**Exercise instructions**. Copy each line holding the string "think".

====================

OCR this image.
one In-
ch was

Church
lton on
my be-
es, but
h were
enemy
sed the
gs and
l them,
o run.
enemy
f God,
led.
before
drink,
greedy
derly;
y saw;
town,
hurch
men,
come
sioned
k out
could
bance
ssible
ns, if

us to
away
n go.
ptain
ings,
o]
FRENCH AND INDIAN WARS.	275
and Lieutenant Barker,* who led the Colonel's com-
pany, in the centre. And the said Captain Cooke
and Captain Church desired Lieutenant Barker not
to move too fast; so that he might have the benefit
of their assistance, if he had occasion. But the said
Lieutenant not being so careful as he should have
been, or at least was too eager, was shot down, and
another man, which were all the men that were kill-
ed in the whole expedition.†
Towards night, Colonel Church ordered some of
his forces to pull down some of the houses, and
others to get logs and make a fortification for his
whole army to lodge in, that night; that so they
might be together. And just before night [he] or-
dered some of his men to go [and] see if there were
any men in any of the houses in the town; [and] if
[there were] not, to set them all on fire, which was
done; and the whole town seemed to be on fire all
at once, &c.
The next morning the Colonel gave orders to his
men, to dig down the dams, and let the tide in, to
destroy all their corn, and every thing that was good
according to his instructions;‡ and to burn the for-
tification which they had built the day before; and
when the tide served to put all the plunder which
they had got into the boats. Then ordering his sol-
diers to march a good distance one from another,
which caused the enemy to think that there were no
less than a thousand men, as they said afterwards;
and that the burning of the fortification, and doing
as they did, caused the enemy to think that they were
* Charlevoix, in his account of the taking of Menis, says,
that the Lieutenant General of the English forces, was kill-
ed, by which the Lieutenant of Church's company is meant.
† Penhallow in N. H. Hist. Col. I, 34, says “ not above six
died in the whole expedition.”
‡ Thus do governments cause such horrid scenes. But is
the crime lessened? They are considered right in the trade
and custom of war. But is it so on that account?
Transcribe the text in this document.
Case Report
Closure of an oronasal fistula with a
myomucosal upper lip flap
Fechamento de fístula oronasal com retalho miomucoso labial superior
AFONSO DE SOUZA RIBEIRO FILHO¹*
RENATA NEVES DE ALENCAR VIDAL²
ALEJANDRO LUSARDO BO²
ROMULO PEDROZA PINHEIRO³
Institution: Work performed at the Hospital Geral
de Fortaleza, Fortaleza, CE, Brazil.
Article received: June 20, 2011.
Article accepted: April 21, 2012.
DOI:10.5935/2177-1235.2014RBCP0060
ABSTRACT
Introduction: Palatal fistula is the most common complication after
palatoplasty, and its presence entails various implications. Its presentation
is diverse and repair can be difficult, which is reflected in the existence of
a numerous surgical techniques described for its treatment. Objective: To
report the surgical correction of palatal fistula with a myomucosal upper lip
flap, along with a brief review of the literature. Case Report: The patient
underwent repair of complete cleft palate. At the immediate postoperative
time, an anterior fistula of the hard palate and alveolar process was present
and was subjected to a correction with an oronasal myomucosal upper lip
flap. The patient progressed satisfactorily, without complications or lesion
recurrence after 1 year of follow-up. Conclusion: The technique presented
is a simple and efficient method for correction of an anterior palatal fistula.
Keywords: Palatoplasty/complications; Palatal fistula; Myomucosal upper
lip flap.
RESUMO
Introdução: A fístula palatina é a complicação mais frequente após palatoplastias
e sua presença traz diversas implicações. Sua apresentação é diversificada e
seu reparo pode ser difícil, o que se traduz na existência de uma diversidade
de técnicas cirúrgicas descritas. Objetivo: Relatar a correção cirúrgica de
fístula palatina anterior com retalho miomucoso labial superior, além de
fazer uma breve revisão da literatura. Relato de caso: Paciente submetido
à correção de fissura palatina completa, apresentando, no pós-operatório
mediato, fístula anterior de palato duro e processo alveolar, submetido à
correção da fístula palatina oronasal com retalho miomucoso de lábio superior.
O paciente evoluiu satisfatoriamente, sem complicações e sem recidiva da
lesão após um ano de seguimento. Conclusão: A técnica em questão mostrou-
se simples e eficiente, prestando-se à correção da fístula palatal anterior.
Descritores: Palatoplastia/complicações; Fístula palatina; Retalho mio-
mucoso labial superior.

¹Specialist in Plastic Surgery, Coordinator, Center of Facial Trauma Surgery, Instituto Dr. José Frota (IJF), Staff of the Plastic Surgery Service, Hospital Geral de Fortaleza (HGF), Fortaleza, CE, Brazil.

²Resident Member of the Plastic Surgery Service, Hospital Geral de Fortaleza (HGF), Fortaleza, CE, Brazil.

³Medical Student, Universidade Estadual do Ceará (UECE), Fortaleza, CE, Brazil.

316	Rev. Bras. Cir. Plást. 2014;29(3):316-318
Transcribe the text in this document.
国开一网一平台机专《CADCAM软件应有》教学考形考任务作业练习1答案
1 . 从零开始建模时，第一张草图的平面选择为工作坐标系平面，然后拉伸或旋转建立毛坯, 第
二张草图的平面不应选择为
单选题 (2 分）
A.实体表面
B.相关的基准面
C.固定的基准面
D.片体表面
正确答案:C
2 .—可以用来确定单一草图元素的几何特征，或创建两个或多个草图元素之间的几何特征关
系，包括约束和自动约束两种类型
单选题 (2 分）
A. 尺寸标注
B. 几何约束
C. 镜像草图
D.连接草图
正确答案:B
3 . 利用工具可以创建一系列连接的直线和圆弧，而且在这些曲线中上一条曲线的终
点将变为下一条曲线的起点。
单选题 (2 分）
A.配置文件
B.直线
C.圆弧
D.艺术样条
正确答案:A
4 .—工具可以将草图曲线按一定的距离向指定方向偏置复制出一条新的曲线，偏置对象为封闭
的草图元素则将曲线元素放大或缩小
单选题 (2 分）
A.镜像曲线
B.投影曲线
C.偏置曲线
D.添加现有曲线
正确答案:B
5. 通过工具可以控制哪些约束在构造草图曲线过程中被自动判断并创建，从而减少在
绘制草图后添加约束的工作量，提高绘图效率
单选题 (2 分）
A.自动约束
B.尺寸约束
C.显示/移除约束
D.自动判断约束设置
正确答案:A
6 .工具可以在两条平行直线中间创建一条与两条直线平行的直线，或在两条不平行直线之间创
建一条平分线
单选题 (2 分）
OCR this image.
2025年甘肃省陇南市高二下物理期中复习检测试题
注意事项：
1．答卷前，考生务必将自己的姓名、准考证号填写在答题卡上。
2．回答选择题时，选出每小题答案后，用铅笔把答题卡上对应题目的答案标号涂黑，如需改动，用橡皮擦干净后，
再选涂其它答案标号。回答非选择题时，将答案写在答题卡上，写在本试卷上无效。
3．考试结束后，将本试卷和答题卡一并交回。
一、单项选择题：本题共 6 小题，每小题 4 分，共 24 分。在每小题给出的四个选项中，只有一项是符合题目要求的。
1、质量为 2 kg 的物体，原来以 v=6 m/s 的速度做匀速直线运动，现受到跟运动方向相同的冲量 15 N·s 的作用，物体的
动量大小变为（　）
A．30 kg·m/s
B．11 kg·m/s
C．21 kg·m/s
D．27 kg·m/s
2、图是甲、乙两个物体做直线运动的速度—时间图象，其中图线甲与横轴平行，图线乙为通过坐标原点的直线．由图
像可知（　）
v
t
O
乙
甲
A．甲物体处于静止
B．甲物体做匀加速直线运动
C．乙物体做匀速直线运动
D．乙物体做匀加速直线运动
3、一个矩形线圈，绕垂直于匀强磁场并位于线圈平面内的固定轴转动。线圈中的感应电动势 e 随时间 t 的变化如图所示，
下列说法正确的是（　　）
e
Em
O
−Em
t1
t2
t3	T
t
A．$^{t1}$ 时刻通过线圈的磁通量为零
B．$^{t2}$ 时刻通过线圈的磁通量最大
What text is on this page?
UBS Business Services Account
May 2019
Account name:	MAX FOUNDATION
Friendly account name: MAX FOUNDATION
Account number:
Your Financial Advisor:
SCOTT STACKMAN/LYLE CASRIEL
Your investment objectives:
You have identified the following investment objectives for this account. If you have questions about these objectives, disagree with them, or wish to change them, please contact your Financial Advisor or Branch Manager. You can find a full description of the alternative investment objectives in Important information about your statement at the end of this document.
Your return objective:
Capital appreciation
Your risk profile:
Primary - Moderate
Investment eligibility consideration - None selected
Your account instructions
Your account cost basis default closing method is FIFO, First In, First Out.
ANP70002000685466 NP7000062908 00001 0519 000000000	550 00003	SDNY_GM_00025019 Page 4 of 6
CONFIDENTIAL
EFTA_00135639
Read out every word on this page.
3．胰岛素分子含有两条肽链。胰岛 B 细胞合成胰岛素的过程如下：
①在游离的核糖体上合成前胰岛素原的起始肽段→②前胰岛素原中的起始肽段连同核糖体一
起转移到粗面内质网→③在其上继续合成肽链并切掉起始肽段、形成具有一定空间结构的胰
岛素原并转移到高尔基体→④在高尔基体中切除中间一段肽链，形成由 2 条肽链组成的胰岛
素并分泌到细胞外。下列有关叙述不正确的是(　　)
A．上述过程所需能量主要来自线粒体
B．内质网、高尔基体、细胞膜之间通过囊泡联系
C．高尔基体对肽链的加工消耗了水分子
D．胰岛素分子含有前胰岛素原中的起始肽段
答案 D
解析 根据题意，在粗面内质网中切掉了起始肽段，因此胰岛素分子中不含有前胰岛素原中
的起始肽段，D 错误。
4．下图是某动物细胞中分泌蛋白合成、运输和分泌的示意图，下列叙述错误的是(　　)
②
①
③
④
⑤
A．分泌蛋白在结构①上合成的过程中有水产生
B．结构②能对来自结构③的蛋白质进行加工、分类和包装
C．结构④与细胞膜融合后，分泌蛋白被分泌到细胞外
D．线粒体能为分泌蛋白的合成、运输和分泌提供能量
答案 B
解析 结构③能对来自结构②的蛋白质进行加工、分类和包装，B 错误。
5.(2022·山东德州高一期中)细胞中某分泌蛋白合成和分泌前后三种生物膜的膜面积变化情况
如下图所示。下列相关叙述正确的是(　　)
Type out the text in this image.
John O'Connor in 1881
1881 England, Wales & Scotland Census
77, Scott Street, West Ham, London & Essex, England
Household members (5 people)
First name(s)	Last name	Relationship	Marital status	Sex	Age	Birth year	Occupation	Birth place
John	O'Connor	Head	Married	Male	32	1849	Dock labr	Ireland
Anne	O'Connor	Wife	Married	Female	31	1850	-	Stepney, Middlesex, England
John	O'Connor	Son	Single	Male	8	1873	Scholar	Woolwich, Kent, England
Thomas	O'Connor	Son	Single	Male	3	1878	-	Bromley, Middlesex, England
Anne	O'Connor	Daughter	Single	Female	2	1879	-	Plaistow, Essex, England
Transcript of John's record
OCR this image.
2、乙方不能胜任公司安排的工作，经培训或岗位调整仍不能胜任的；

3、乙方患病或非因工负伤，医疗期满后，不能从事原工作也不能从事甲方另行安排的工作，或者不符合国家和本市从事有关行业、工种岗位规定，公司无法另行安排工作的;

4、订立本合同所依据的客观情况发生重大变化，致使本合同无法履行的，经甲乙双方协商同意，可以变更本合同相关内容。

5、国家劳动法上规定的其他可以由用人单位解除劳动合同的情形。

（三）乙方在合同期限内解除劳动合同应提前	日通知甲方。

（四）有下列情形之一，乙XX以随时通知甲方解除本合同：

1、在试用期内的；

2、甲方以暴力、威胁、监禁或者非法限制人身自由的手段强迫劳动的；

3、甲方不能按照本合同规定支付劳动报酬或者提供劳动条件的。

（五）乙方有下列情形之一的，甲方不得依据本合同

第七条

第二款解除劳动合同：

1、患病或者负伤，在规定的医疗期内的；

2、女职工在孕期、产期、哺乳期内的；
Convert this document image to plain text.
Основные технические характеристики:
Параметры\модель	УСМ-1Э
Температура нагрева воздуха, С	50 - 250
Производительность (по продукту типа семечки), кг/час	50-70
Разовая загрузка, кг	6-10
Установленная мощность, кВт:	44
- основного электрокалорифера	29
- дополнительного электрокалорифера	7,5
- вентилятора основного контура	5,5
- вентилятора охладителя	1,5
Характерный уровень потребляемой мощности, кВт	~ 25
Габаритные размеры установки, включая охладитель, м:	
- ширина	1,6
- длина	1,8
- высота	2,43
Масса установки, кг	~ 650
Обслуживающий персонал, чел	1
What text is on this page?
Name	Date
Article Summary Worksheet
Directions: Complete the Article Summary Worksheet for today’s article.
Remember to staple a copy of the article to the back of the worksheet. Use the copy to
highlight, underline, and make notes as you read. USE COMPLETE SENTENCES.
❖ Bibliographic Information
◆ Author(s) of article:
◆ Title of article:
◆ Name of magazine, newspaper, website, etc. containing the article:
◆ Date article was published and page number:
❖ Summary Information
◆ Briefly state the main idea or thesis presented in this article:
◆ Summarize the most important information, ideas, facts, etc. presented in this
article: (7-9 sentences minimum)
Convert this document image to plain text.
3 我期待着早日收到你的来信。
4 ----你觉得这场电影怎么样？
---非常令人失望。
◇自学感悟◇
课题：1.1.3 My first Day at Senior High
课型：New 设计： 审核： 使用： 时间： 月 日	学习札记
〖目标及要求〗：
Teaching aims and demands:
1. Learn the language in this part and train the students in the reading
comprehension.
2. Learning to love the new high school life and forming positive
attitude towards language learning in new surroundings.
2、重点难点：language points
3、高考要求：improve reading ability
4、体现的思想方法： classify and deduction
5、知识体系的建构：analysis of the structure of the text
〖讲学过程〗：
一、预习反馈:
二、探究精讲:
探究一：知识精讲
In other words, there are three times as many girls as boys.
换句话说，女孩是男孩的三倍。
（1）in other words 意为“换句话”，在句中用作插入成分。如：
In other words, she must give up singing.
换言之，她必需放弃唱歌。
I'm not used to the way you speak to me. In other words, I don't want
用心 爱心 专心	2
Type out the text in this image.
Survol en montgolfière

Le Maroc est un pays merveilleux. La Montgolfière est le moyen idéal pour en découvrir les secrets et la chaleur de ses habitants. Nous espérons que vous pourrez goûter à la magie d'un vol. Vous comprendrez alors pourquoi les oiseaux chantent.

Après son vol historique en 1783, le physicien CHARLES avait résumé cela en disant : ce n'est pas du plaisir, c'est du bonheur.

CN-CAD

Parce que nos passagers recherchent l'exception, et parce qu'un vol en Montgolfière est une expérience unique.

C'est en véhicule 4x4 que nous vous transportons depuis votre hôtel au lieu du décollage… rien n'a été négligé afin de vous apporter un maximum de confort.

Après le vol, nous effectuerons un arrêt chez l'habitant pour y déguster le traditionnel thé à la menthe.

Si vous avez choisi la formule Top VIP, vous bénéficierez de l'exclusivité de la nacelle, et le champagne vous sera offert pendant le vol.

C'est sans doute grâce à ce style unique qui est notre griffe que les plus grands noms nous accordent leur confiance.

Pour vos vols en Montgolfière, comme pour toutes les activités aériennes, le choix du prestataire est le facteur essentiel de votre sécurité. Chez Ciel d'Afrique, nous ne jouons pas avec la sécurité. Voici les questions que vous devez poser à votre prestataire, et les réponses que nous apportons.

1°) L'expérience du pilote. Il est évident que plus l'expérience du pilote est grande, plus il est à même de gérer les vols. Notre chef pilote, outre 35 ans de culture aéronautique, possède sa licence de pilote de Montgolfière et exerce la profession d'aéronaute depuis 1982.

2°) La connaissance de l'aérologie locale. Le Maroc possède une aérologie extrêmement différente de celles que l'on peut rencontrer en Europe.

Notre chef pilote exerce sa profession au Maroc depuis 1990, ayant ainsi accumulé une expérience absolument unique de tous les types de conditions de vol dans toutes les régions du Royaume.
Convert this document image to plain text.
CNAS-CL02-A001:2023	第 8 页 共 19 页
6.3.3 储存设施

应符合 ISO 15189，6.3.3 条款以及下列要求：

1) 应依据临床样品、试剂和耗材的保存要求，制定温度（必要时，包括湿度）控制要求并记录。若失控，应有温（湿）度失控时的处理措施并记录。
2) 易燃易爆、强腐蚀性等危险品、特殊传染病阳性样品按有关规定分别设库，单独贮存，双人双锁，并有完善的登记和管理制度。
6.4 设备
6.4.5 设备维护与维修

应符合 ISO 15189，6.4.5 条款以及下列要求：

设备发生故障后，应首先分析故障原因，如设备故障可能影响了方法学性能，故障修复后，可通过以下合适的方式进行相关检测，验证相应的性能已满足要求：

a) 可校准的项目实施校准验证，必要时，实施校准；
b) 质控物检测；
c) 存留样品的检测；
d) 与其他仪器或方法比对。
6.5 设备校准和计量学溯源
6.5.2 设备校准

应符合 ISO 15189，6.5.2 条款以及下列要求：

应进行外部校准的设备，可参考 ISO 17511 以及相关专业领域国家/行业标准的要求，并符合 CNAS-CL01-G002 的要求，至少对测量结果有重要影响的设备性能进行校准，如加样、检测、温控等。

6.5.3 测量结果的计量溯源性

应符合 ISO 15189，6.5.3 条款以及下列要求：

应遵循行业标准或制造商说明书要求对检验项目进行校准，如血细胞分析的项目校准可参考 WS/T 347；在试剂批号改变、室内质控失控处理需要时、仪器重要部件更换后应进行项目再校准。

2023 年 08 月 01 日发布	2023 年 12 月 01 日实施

====================

**Correct response**.
which caused the enemy to think that there were no
as they did, caused the enemy to think that they were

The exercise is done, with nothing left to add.